• _Exercise task_
Your task is to locate every line holding the string "Erdmannsdörfer" and to copy each of them.

• _Data in this exercise_

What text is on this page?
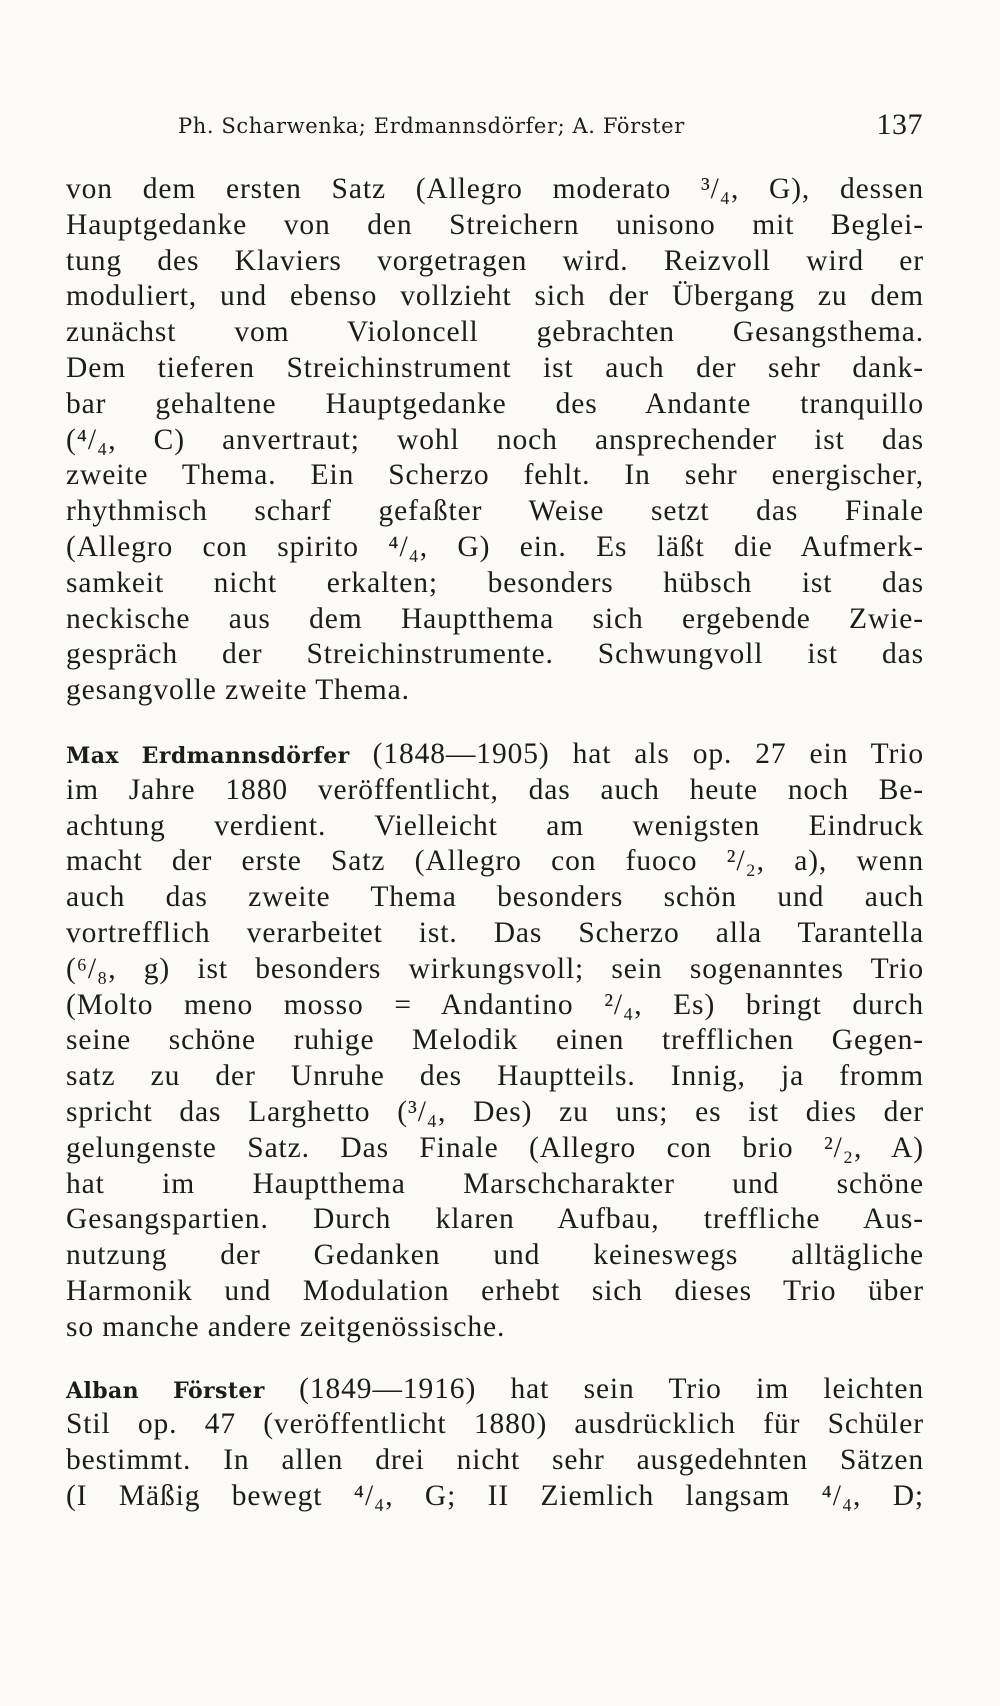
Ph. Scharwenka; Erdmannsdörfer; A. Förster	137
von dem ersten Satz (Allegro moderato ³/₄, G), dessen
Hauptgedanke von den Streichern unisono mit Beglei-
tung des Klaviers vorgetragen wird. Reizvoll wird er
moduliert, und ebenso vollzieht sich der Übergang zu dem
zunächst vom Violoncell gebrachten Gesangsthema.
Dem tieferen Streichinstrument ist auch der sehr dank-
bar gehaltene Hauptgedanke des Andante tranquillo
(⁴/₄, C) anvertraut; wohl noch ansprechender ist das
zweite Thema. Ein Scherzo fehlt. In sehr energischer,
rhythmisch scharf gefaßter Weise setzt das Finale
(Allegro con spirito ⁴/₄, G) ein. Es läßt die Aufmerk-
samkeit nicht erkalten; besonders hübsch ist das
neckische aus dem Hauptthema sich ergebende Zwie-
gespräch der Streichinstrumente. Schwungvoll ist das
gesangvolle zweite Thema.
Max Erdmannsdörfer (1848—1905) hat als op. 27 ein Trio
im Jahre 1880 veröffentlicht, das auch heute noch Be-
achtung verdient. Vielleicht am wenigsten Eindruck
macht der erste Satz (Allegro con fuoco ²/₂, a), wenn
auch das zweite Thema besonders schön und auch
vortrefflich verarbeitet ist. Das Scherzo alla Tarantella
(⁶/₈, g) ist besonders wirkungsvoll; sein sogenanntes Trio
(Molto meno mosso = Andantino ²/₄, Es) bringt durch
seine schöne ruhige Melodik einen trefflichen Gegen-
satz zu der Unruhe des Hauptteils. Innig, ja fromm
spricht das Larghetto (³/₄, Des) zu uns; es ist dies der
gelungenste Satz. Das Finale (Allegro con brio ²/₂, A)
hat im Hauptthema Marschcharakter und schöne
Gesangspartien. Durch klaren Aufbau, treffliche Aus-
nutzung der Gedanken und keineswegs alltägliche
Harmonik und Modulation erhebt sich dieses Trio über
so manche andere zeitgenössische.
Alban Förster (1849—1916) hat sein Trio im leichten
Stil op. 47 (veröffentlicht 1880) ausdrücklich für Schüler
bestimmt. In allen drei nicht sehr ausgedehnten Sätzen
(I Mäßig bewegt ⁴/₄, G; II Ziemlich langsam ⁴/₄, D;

• _Answer in full_
Ph. Scharwenka; Erdmannsdörfer; A. Förster	137
Max Erdmannsdörfer (1848—1905) hat als op. 27 ein Trio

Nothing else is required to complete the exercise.